# start of Records shown

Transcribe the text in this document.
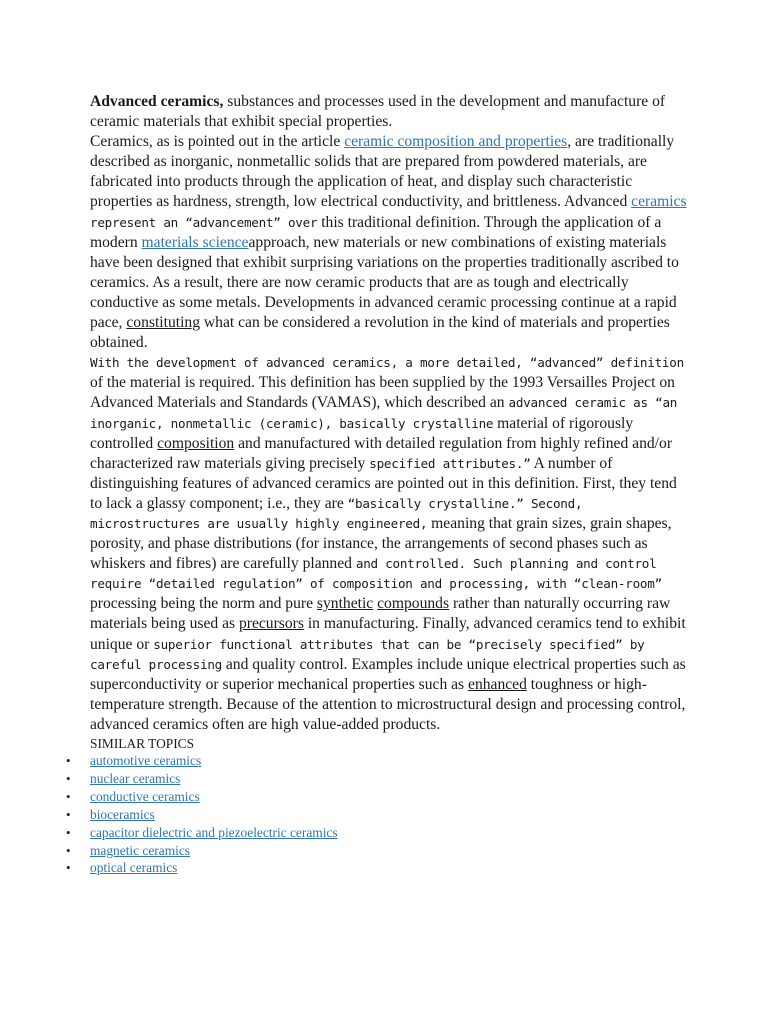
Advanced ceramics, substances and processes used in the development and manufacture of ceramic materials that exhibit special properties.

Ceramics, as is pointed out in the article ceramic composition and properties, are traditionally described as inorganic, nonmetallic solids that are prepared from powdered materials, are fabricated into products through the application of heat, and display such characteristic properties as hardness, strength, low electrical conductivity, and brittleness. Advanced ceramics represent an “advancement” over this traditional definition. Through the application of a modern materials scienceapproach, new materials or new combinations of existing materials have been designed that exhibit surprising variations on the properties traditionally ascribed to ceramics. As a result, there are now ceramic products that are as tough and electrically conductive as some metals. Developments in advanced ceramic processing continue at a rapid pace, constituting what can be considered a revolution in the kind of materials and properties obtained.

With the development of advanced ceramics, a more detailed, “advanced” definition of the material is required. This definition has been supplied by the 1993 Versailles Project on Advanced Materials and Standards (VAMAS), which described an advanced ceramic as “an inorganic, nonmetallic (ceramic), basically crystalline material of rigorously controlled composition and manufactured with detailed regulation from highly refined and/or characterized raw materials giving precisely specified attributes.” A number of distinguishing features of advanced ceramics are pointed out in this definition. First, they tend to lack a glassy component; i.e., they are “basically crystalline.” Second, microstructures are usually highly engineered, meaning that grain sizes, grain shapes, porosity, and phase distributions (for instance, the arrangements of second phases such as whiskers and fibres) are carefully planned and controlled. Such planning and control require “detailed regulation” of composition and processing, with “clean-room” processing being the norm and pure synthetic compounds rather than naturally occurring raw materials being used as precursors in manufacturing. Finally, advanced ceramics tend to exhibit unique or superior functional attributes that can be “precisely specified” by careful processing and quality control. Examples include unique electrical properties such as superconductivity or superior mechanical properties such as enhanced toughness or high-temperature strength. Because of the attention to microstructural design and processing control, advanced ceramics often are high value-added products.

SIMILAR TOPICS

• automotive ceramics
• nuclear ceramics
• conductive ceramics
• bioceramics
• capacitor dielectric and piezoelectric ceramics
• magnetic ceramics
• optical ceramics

# end of Records shown

» **Exercise directions**: Without including the pictures, return each record above exactly as it stands.

» **Answer for the task**:
Transcribe the text in this document.
Advanced ceramics, substances and processes used in the development and manufacture of ceramic materials that exhibit special properties.

Ceramics, as is pointed out in the article ceramic composition and properties, are traditionally described as inorganic, nonmetallic solids that are prepared from powdered materials, are fabricated into products through the application of heat, and display such characteristic properties as hardness, strength, low electrical conductivity, and brittleness. Advanced ceramics represent an “advancement” over this traditional definition. Through the application of a modern materials scienceapproach, new materials or new combinations of existing materials have been designed that exhibit surprising variations on the properties traditionally ascribed to ceramics. As a result, there are now ceramic products that are as tough and electrically conductive as some metals. Developments in advanced ceramic processing continue at a rapid pace, constituting what can be considered a revolution in the kind of materials and properties obtained.

With the development of advanced ceramics, a more detailed, “advanced” definition of the material is required. This definition has been supplied by the 1993 Versailles Project on Advanced Materials and Standards (VAMAS), which described an advanced ceramic as “an inorganic, nonmetallic (ceramic), basically crystalline material of rigorously controlled composition and manufactured with detailed regulation from highly refined and/or characterized raw materials giving precisely specified attributes.” A number of distinguishing features of advanced ceramics are pointed out in this definition. First, they tend to lack a glassy component; i.e., they are “basically crystalline.” Second, microstructures are usually highly engineered, meaning that grain sizes, grain shapes, porosity, and phase distributions (for instance, the arrangements of second phases such as whiskers and fibres) are carefully planned and controlled. Such planning and control require “detailed regulation” of composition and processing, with “clean-room” processing being the norm and pure synthetic compounds rather than naturally occurring raw materials being used as precursors in manufacturing. Finally, advanced ceramics tend to exhibit unique or superior functional attributes that can be “precisely specified” by careful processing and quality control. Examples include unique electrical properties such as superconductivity or superior mechanical properties such as enhanced toughness or high-temperature strength. Because of the attention to microstructural design and processing control, advanced ceramics often are high value-added products.

SIMILAR TOPICS

• automotive ceramics
• nuclear ceramics
• conductive ceramics
• bioceramics
• capacitor dielectric and piezoelectric ceramics
• magnetic ceramics
• optical ceramics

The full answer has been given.